What the task asks
Identify each line in the records below that contains the word "city", and copy it.

***** Dataset records

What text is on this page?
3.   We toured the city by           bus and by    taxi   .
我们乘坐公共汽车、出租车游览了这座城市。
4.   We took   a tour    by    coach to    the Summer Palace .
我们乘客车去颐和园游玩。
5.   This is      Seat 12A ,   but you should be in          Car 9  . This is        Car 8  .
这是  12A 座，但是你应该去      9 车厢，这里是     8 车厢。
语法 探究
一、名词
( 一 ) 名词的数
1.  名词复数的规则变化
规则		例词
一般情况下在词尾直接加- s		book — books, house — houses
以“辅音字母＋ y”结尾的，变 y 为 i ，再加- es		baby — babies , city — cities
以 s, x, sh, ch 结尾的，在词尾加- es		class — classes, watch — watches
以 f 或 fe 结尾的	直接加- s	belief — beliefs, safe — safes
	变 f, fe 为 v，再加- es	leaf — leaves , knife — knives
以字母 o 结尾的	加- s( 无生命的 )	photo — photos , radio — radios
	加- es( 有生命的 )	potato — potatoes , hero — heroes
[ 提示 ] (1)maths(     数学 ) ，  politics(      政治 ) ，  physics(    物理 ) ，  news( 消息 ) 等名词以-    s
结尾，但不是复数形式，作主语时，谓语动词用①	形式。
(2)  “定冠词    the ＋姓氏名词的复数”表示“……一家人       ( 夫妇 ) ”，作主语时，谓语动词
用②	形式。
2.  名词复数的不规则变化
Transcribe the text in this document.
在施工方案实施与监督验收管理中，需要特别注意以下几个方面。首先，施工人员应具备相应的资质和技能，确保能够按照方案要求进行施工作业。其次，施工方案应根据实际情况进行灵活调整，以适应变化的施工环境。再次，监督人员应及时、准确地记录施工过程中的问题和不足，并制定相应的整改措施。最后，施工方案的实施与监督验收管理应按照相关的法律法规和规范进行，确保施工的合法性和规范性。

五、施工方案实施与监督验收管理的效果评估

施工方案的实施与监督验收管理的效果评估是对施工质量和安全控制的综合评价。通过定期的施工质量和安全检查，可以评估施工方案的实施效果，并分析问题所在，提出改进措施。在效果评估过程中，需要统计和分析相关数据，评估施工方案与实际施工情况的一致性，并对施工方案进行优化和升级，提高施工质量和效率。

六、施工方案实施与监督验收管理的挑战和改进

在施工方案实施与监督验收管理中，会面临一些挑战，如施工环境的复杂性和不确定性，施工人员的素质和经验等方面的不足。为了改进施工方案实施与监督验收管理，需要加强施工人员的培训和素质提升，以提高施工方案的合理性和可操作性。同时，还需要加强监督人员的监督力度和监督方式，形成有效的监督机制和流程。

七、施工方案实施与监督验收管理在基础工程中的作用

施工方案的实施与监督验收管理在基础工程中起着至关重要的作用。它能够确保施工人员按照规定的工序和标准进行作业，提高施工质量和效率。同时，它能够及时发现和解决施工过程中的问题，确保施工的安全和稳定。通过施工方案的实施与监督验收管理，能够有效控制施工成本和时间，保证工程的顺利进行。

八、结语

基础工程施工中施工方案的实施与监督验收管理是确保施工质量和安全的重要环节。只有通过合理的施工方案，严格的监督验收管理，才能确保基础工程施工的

**********

In response
3.   We toured the city by           bus and by    taxi   .
以“辅音字母＋ y”结尾的，变 y 为 i ，再加- es		baby — babies , city — cities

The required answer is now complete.